### DO THIS
Would you extract the whole listing below and retype it exactly?

++++++++++++++++++++

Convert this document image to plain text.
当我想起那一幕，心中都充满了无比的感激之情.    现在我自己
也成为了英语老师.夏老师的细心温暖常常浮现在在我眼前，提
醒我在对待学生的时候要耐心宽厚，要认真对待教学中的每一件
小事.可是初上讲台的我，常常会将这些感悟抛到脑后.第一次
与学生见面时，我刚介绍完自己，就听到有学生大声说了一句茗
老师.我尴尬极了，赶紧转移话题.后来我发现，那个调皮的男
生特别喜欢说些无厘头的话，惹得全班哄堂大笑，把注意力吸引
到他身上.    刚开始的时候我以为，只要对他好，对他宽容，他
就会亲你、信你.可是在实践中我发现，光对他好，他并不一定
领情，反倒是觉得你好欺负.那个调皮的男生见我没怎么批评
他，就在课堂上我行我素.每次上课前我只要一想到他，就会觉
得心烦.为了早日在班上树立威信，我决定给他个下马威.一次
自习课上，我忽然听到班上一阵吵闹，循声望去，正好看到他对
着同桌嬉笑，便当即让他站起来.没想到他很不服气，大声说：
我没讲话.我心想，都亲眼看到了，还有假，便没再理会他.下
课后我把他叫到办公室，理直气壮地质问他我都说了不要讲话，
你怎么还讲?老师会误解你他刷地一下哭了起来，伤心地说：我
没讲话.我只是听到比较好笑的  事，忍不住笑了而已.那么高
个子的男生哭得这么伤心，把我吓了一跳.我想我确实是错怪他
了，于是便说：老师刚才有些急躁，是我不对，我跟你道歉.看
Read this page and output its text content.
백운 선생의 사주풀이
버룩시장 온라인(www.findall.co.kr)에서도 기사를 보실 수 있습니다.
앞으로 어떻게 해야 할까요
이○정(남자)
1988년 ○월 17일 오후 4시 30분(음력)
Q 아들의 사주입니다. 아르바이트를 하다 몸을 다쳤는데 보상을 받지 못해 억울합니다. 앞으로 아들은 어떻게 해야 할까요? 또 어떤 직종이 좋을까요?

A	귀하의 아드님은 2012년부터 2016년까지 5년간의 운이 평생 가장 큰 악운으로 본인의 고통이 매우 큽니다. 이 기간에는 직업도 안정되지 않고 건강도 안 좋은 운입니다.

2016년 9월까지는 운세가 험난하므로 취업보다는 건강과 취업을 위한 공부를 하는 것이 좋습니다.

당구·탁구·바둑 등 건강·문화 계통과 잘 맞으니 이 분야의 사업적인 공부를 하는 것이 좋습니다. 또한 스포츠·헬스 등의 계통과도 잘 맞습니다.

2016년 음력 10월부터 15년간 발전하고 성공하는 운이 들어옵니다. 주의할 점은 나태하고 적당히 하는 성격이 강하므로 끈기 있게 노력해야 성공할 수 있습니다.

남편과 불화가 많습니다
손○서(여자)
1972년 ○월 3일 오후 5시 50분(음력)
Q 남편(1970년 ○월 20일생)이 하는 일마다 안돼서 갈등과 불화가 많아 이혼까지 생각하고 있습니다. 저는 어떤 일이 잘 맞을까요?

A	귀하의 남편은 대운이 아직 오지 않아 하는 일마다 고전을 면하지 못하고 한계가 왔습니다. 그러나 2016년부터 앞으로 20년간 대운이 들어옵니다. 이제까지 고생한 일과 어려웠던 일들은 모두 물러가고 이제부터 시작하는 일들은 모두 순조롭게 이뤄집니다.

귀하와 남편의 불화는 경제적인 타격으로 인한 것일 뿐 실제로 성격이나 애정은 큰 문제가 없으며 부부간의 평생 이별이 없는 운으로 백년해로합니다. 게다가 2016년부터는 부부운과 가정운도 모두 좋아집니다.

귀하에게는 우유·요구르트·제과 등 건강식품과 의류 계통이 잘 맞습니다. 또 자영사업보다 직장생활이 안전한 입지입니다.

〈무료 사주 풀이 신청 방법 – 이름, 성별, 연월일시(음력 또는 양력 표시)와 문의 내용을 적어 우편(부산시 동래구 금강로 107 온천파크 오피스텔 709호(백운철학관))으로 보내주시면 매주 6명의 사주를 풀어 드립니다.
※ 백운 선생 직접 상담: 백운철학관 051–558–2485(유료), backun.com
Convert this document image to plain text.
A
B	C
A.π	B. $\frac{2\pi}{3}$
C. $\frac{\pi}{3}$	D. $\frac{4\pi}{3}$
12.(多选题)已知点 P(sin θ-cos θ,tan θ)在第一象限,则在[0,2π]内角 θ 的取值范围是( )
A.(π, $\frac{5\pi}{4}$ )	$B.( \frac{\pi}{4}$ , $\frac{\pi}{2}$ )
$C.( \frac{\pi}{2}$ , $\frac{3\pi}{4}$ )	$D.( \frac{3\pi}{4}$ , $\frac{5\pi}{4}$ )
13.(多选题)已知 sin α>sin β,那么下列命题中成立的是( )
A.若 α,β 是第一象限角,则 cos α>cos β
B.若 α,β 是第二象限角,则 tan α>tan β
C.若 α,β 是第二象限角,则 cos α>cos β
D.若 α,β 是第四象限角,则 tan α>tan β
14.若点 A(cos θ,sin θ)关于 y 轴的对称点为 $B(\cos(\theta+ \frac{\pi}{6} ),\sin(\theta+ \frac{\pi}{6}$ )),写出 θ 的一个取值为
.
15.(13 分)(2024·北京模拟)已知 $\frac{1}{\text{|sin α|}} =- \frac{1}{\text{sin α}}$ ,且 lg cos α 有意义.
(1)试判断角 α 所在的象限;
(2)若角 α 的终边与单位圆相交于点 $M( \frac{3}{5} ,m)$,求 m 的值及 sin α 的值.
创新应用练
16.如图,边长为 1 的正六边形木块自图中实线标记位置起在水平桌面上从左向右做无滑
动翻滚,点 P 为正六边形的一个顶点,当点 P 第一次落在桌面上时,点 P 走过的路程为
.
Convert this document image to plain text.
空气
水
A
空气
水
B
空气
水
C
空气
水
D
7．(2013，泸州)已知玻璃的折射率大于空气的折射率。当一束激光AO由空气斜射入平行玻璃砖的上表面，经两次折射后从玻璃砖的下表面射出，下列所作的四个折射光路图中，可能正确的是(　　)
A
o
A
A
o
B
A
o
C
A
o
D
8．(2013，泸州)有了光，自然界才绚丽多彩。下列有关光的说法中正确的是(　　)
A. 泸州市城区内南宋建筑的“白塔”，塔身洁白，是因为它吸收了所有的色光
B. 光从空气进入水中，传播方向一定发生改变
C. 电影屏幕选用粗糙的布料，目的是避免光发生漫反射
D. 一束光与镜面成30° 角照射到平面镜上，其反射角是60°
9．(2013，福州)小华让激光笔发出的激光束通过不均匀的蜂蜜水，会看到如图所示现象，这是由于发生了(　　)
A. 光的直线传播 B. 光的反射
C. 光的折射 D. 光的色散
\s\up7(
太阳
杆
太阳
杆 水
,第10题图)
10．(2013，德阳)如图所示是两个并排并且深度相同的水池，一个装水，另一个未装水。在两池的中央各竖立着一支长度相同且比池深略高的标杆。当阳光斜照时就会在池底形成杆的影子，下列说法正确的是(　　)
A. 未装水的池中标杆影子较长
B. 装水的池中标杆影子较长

++++++++++++++++++++

### RESULT OF THIS EXERCISE
Convert this document image to plain text.
当我想起那一幕，心中都充满了无比的感激之情.    现在我自己
也成为了英语老师.夏老师的细心温暖常常浮现在在我眼前，提
醒我在对待学生的时候要耐心宽厚，要认真对待教学中的每一件
小事.可是初上讲台的我，常常会将这些感悟抛到脑后.第一次
与学生见面时，我刚介绍完自己，就听到有学生大声说了一句茗
老师.我尴尬极了，赶紧转移话题.后来我发现，那个调皮的男
生特别喜欢说些无厘头的话，惹得全班哄堂大笑，把注意力吸引
到他身上.    刚开始的时候我以为，只要对他好，对他宽容，他
就会亲你、信你.可是在实践中我发现，光对他好，他并不一定
领情，反倒是觉得你好欺负.那个调皮的男生见我没怎么批评
他，就在课堂上我行我素.每次上课前我只要一想到他，就会觉
得心烦.为了早日在班上树立威信，我决定给他个下马威.一次
自习课上，我忽然听到班上一阵吵闹，循声望去，正好看到他对
着同桌嬉笑，便当即让他站起来.没想到他很不服气，大声说：
我没讲话.我心想，都亲眼看到了，还有假，便没再理会他.下
课后我把他叫到办公室，理直气壮地质问他我都说了不要讲话，
你怎么还讲?老师会误解你他刷地一下哭了起来，伤心地说：我
没讲话.我只是听到比较好笑的  事，忍不住笑了而已.那么高
个子的男生哭得这么伤心，把我吓了一跳.我想我确实是错怪他
了，于是便说：老师刚才有些急躁，是我不对，我跟你道歉.看
Read this page and output its text content.
백운 선생의 사주풀이
버룩시장 온라인(www.findall.co.kr)에서도 기사를 보실 수 있습니다.
앞으로 어떻게 해야 할까요
이○정(남자)
1988년 ○월 17일 오후 4시 30분(음력)
Q 아들의 사주입니다. 아르바이트를 하다 몸을 다쳤는데 보상을 받지 못해 억울합니다. 앞으로 아들은 어떻게 해야 할까요? 또 어떤 직종이 좋을까요?

A	귀하의 아드님은 2012년부터 2016년까지 5년간의 운이 평생 가장 큰 악운으로 본인의 고통이 매우 큽니다. 이 기간에는 직업도 안정되지 않고 건강도 안 좋은 운입니다.

2016년 9월까지는 운세가 험난하므로 취업보다는 건강과 취업을 위한 공부를 하는 것이 좋습니다.

당구·탁구·바둑 등 건강·문화 계통과 잘 맞으니 이 분야의 사업적인 공부를 하는 것이 좋습니다. 또한 스포츠·헬스 등의 계통과도 잘 맞습니다.

2016년 음력 10월부터 15년간 발전하고 성공하는 운이 들어옵니다. 주의할 점은 나태하고 적당히 하는 성격이 강하므로 끈기 있게 노력해야 성공할 수 있습니다.

남편과 불화가 많습니다
손○서(여자)
1972년 ○월 3일 오후 5시 50분(음력)
Q 남편(1970년 ○월 20일생)이 하는 일마다 안돼서 갈등과 불화가 많아 이혼까지 생각하고 있습니다. 저는 어떤 일이 잘 맞을까요?

A	귀하의 남편은 대운이 아직 오지 않아 하는 일마다 고전을 면하지 못하고 한계가 왔습니다. 그러나 2016년부터 앞으로 20년간 대운이 들어옵니다. 이제까지 고생한 일과 어려웠던 일들은 모두 물러가고 이제부터 시작하는 일들은 모두 순조롭게 이뤄집니다.

귀하와 남편의 불화는 경제적인 타격으로 인한 것일 뿐 실제로 성격이나 애정은 큰 문제가 없으며 부부간의 평생 이별이 없는 운으로 백년해로합니다. 게다가 2016년부터는 부부운과 가정운도 모두 좋아집니다.

귀하에게는 우유·요구르트·제과 등 건강식품과 의류 계통이 잘 맞습니다. 또 자영사업보다 직장생활이 안전한 입지입니다.

〈무료 사주 풀이 신청 방법 – 이름, 성별, 연월일시(음력 또는 양력 표시)와 문의 내용을 적어 우편(부산시 동래구 금강로 107 온천파크 오피스텔 709호(백운철학관))으로 보내주시면 매주 6명의 사주를 풀어 드립니다.
※ 백운 선생 직접 상담: 백운철학관 051–558–2485(유료), backun.com
Convert this document image to plain text.
A
B	C
A.π	B. $\frac{2\pi}{3}$
C. $\frac{\pi}{3}$	D. $\frac{4\pi}{3}$
12.(多选题)已知点 P(sin θ-cos θ,tan θ)在第一象限,则在[0,2π]内角 θ 的取值范围是( )
A.(π, $\frac{5\pi}{4}$ )	$B.( \frac{\pi}{4}$ , $\frac{\pi}{2}$ )
$C.( \frac{\pi}{2}$ , $\frac{3\pi}{4}$ )	$D.( \frac{3\pi}{4}$ , $\frac{5\pi}{4}$ )
13.(多选题)已知 sin α>sin β,那么下列命题中成立的是( )
A.若 α,β 是第一象限角,则 cos α>cos β
B.若 α,β 是第二象限角,则 tan α>tan β
C.若 α,β 是第二象限角,则 cos α>cos β
D.若 α,β 是第四象限角,则 tan α>tan β
14.若点 A(cos θ,sin θ)关于 y 轴的对称点为 $B(\cos(\theta+ \frac{\pi}{6} ),\sin(\theta+ \frac{\pi}{6}$ )),写出 θ 的一个取值为
.
15.(13 分)(2024·北京模拟)已知 $\frac{1}{\text{|sin α|}} =- \frac{1}{\text{sin α}}$ ,且 lg cos α 有意义.
(1)试判断角 α 所在的象限;
(2)若角 α 的终边与单位圆相交于点 $M( \frac{3}{5} ,m)$,求 m 的值及 sin α 的值.
创新应用练
16.如图,边长为 1 的正六边形木块自图中实线标记位置起在水平桌面上从左向右做无滑
动翻滚,点 P 为正六边形的一个顶点,当点 P 第一次落在桌面上时,点 P 走过的路程为
.
Convert this document image to plain text.
空气
水
A
空气
水
B
空气
水
C
空气
水
D
7．(2013，泸州)已知玻璃的折射率大于空气的折射率。当一束激光AO由空气斜射入平行玻璃砖的上表面，经两次折射后从玻璃砖的下表面射出，下列所作的四个折射光路图中，可能正确的是(　　)
A
o
A
A
o
B
A
o
C
A
o
D
8．(2013，泸州)有了光，自然界才绚丽多彩。下列有关光的说法中正确的是(　　)
A. 泸州市城区内南宋建筑的“白塔”，塔身洁白，是因为它吸收了所有的色光
B. 光从空气进入水中，传播方向一定发生改变
C. 电影屏幕选用粗糙的布料，目的是避免光发生漫反射
D. 一束光与镜面成30° 角照射到平面镜上，其反射角是60°
9．(2013，福州)小华让激光笔发出的激光束通过不均匀的蜂蜜水，会看到如图所示现象，这是由于发生了(　　)
A. 光的直线传播 B. 光的反射
C. 光的折射 D. 光的色散
\s\up7(
太阳
杆
太阳
杆 水
,第10题图)
10．(2013，德阳)如图所示是两个并排并且深度相同的水池，一个装水，另一个未装水。在两池的中央各竖立着一支长度相同且比池深略高的标杆。当阳光斜照时就会在池底形成杆的影子，下列说法正确的是(　　)
A. 未装水的池中标杆影子较长
B. 装水的池中标杆影子较长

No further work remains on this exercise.